» **RAW DATA**
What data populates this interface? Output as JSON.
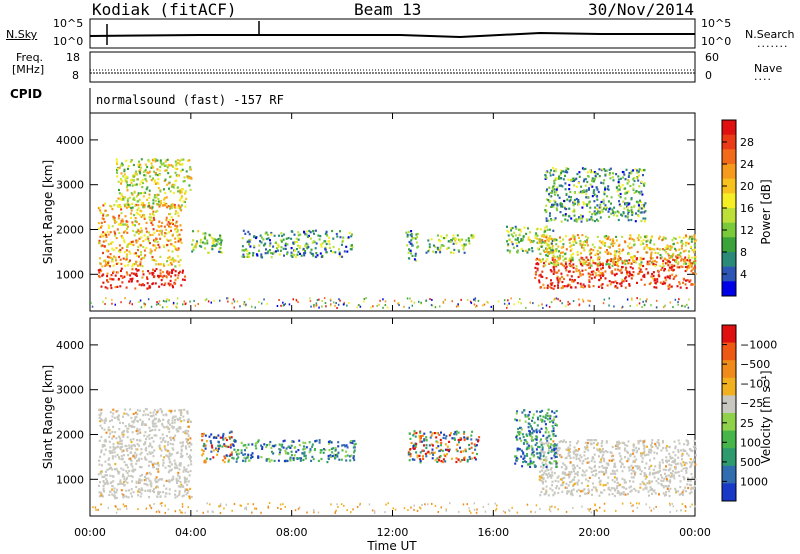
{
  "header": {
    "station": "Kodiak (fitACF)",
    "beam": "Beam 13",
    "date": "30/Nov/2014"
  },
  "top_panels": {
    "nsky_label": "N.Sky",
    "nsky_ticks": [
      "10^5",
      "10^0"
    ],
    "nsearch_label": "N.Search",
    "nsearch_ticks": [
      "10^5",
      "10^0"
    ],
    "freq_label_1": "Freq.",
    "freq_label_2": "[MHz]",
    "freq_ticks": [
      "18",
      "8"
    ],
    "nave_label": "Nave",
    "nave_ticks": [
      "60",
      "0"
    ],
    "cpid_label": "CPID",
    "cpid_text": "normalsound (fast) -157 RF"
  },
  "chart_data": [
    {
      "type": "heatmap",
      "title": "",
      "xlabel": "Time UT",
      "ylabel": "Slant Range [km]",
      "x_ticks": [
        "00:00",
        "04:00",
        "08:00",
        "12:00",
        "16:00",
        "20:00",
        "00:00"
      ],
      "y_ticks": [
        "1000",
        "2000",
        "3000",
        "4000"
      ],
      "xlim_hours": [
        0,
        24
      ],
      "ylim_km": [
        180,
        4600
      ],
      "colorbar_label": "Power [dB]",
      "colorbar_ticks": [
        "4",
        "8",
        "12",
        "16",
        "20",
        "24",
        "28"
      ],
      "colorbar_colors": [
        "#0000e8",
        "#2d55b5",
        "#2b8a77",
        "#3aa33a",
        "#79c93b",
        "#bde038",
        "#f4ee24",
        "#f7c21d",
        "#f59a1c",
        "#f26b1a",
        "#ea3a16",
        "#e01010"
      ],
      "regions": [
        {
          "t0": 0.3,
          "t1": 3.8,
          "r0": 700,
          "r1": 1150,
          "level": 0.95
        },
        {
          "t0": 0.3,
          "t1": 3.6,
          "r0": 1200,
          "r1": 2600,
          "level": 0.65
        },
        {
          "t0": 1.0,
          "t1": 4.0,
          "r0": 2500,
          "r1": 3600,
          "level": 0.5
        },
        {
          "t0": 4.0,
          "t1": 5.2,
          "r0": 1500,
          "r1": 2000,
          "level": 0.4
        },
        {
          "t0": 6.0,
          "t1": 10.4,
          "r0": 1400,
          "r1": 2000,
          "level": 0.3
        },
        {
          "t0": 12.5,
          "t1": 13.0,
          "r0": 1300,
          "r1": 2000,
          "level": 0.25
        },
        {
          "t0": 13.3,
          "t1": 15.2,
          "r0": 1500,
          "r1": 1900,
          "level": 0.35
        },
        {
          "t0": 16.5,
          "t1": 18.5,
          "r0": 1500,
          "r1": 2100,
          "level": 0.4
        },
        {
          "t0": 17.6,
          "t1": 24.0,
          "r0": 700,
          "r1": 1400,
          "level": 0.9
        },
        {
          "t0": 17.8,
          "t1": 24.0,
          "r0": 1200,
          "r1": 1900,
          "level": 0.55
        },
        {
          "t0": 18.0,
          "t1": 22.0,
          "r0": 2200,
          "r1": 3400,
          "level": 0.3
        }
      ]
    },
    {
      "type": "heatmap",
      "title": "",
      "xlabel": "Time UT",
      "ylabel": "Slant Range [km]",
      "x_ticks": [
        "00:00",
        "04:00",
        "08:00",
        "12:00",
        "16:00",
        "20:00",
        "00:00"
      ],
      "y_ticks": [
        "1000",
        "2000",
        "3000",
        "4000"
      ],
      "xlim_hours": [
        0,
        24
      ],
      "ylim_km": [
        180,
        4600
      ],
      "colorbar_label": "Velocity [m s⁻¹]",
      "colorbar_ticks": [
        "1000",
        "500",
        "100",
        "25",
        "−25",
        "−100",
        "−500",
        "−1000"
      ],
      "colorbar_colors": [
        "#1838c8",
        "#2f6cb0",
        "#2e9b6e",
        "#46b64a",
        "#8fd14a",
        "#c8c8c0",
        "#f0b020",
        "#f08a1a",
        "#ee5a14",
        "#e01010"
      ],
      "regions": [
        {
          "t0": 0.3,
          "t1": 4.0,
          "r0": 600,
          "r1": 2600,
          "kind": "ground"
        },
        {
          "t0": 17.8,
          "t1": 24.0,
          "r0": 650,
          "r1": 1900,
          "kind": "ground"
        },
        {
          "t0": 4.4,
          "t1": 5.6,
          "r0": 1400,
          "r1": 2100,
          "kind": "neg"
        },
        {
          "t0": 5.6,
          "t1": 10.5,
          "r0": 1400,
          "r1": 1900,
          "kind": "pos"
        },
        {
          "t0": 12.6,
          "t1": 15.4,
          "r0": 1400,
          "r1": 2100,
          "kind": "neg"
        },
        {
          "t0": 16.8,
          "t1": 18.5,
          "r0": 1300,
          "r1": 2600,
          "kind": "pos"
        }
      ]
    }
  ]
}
==
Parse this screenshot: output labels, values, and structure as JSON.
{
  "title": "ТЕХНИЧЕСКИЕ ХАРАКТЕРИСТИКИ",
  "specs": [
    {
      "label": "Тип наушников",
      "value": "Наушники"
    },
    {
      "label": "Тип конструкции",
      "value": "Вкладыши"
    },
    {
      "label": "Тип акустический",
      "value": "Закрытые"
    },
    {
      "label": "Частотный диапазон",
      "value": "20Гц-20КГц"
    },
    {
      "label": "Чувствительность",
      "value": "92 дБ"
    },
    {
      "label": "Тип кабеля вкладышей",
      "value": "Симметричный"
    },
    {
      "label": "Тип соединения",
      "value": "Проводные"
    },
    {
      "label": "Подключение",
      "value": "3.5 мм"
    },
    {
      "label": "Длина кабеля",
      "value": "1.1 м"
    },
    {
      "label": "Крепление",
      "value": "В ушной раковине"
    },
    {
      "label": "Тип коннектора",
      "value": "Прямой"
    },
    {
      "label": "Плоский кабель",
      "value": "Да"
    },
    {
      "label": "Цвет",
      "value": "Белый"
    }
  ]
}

» **TASK DIRECTIONS**
Count the lines in the entries above that include the string "level", then give only that figure.

» **RESULT FOR THIS TASK**
11